::: Excerpted records :::

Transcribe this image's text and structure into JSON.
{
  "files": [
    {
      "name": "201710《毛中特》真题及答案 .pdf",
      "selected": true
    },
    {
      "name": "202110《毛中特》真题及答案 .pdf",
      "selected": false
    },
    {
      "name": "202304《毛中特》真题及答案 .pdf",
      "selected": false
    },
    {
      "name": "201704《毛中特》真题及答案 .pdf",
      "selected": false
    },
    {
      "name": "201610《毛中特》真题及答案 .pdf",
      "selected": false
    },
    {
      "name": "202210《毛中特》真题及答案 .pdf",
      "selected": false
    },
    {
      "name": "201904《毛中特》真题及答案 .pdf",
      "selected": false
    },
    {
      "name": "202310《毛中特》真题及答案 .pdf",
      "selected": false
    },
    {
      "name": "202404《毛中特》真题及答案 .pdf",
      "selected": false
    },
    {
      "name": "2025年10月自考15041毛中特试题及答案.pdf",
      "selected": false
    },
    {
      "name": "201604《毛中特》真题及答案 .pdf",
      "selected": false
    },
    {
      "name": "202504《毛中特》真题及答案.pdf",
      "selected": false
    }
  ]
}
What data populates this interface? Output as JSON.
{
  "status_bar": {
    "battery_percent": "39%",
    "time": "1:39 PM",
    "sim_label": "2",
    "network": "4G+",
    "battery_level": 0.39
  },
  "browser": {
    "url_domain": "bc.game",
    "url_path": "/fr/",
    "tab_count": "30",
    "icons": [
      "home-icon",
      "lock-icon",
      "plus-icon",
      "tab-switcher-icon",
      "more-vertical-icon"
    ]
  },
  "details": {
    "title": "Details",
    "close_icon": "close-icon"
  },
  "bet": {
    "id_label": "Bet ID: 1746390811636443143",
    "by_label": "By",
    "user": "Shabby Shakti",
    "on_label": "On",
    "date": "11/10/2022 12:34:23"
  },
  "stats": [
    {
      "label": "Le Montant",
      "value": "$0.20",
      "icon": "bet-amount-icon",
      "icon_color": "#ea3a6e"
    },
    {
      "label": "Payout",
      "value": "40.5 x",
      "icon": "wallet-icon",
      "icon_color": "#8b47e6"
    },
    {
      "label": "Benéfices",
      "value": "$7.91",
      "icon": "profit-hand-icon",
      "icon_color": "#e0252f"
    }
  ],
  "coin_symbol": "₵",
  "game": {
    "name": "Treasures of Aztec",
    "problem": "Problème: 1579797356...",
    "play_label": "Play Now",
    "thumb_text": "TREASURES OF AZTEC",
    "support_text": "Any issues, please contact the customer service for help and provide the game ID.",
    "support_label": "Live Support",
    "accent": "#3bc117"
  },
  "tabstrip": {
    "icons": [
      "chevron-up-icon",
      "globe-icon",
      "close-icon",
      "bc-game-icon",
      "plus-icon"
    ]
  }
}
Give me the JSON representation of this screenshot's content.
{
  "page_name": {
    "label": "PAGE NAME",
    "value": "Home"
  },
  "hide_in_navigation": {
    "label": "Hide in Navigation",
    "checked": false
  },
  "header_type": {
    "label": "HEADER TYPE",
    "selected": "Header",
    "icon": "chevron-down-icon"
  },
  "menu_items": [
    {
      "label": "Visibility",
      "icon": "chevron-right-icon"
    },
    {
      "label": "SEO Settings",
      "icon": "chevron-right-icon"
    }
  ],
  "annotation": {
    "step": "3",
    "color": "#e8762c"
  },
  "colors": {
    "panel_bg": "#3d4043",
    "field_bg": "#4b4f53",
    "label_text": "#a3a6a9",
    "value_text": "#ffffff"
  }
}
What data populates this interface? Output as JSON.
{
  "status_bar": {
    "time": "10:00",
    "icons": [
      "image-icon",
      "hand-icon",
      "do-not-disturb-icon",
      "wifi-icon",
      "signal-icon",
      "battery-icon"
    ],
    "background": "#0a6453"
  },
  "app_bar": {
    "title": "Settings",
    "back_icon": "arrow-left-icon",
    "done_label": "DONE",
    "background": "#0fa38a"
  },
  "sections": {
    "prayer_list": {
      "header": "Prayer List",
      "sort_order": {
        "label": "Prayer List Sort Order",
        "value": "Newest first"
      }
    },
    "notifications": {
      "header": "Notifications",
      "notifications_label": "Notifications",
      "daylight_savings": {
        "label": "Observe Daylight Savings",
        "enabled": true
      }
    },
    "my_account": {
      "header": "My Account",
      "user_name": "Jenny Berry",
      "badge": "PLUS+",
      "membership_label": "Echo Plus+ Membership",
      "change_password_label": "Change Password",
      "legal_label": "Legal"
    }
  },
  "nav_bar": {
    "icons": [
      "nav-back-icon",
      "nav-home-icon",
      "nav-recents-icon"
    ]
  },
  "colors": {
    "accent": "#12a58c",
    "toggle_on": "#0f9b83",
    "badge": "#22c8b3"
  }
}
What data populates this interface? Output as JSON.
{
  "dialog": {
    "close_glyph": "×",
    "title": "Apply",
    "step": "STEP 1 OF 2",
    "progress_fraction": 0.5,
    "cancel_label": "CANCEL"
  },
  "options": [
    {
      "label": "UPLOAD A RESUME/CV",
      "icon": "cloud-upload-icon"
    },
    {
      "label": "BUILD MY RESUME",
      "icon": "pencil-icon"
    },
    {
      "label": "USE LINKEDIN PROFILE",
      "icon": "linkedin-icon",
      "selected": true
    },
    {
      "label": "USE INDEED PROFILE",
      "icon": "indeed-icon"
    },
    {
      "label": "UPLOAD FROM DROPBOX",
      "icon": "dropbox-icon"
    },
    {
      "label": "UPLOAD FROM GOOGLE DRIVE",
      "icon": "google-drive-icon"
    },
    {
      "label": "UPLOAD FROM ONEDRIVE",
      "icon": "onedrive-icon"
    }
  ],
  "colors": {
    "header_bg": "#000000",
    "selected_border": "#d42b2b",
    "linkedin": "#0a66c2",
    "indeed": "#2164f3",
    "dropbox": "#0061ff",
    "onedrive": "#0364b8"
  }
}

:::

Copy the records above exactly as they appear.

Reply to the task |
Transcribe this image's text and structure into JSON.
{
  "files": [
    {
      "name": "201710《毛中特》真题及答案 .pdf",
      "selected": true
    },
    {
      "name": "202110《毛中特》真题及答案 .pdf",
      "selected": false
    },
    {
      "name": "202304《毛中特》真题及答案 .pdf",
      "selected": false
    },
    {
      "name": "201704《毛中特》真题及答案 .pdf",
      "selected": false
    },
    {
      "name": "201610《毛中特》真题及答案 .pdf",
      "selected": false
    },
    {
      "name": "202210《毛中特》真题及答案 .pdf",
      "selected": false
    },
    {
      "name": "201904《毛中特》真题及答案 .pdf",
      "selected": false
    },
    {
      "name": "202310《毛中特》真题及答案 .pdf",
      "selected": false
    },
    {
      "name": "202404《毛中特》真题及答案 .pdf",
      "selected": false
    },
    {
      "name": "2025年10月自考15041毛中特试题及答案.pdf",
      "selected": false
    },
    {
      "name": "201604《毛中特》真题及答案 .pdf",
      "selected": false
    },
    {
      "name": "202504《毛中特》真题及答案.pdf",
      "selected": false
    }
  ]
}
What data populates this interface? Output as JSON.
{
  "status_bar": {
    "battery_percent": "39%",
    "time": "1:39 PM",
    "sim_label": "2",
    "network": "4G+",
    "battery_level": 0.39
  },
  "browser": {
    "url_domain": "bc.game",
    "url_path": "/fr/",
    "tab_count": "30",
    "icons": [
      "home-icon",
      "lock-icon",
      "plus-icon",
      "tab-switcher-icon",
      "more-vertical-icon"
    ]
  },
  "details": {
    "title": "Details",
    "close_icon": "close-icon"
  },
  "bet": {
    "id_label": "Bet ID: 1746390811636443143",
    "by_label": "By",
    "user": "Shabby Shakti",
    "on_label": "On",
    "date": "11/10/2022 12:34:23"
  },
  "stats": [
    {
      "label": "Le Montant",
      "value": "$0.20",
      "icon": "bet-amount-icon",
      "icon_color": "#ea3a6e"
    },
    {
      "label": "Payout",
      "value": "40.5 x",
      "icon": "wallet-icon",
      "icon_color": "#8b47e6"
    },
    {
      "label": "Benéfices",
      "value": "$7.91",
      "icon": "profit-hand-icon",
      "icon_color": "#e0252f"
    }
  ],
  "coin_symbol": "₵",
  "game": {
    "name": "Treasures of Aztec",
    "problem": "Problème: 1579797356...",
    "play_label": "Play Now",
    "thumb_text": "TREASURES OF AZTEC",
    "support_text": "Any issues, please contact the customer service for help and provide the game ID.",
    "support_label": "Live Support",
    "accent": "#3bc117"
  },
  "tabstrip": {
    "icons": [
      "chevron-up-icon",
      "globe-icon",
      "close-icon",
      "bc-game-icon",
      "plus-icon"
    ]
  }
}
Give me the JSON representation of this screenshot's content.
{
  "page_name": {
    "label": "PAGE NAME",
    "value": "Home"
  },
  "hide_in_navigation": {
    "label": "Hide in Navigation",
    "checked": false
  },
  "header_type": {
    "label": "HEADER TYPE",
    "selected": "Header",
    "icon": "chevron-down-icon"
  },
  "menu_items": [
    {
      "label": "Visibility",
      "icon": "chevron-right-icon"
    },
    {
      "label": "SEO Settings",
      "icon": "chevron-right-icon"
    }
  ],
  "annotation": {
    "step": "3",
    "color": "#e8762c"
  },
  "colors": {
    "panel_bg": "#3d4043",
    "field_bg": "#4b4f53",
    "label_text": "#a3a6a9",
    "value_text": "#ffffff"
  }
}
What data populates this interface? Output as JSON.
{
  "status_bar": {
    "time": "10:00",
    "icons": [
      "image-icon",
      "hand-icon",
      "do-not-disturb-icon",
      "wifi-icon",
      "signal-icon",
      "battery-icon"
    ],
    "background": "#0a6453"
  },
  "app_bar": {
    "title": "Settings",
    "back_icon": "arrow-left-icon",
    "done_label": "DONE",
    "background": "#0fa38a"
  },
  "sections": {
    "prayer_list": {
      "header": "Prayer List",
      "sort_order": {
        "label": "Prayer List Sort Order",
        "value": "Newest first"
      }
    },
    "notifications": {
      "header": "Notifications",
      "notifications_label": "Notifications",
      "daylight_savings": {
        "label": "Observe Daylight Savings",
        "enabled": true
      }
    },
    "my_account": {
      "header": "My Account",
      "user_name": "Jenny Berry",
      "badge": "PLUS+",
      "membership_label": "Echo Plus+ Membership",
      "change_password_label": "Change Password",
      "legal_label": "Legal"
    }
  },
  "nav_bar": {
    "icons": [
      "nav-back-icon",
      "nav-home-icon",
      "nav-recents-icon"
    ]
  },
  "colors": {
    "accent": "#12a58c",
    "toggle_on": "#0f9b83",
    "badge": "#22c8b3"
  }
}
What data populates this interface? Output as JSON.
{
  "dialog": {
    "close_glyph": "×",
    "title": "Apply",
    "step": "STEP 1 OF 2",
    "progress_fraction": 0.5,
    "cancel_label": "CANCEL"
  },
  "options": [
    {
      "label": "UPLOAD A RESUME/CV",
      "icon": "cloud-upload-icon"
    },
    {
      "label": "BUILD MY RESUME",
      "icon": "pencil-icon"
    },
    {
      "label": "USE LINKEDIN PROFILE",
      "icon": "linkedin-icon",
      "selected": true
    },
    {
      "label": "USE INDEED PROFILE",
      "icon": "indeed-icon"
    },
    {
      "label": "UPLOAD FROM DROPBOX",
      "icon": "dropbox-icon"
    },
    {
      "label": "UPLOAD FROM GOOGLE DRIVE",
      "icon": "google-drive-icon"
    },
    {
      "label": "UPLOAD FROM ONEDRIVE",
      "icon": "onedrive-icon"
    }
  ],
  "colors": {
    "header_bg": "#000000",
    "selected_border": "#d42b2b",
    "linkedin": "#0a66c2",
    "indeed": "#2164f3",
    "dropbox": "#0061ff",
    "onedrive": "#0364b8"
  }
}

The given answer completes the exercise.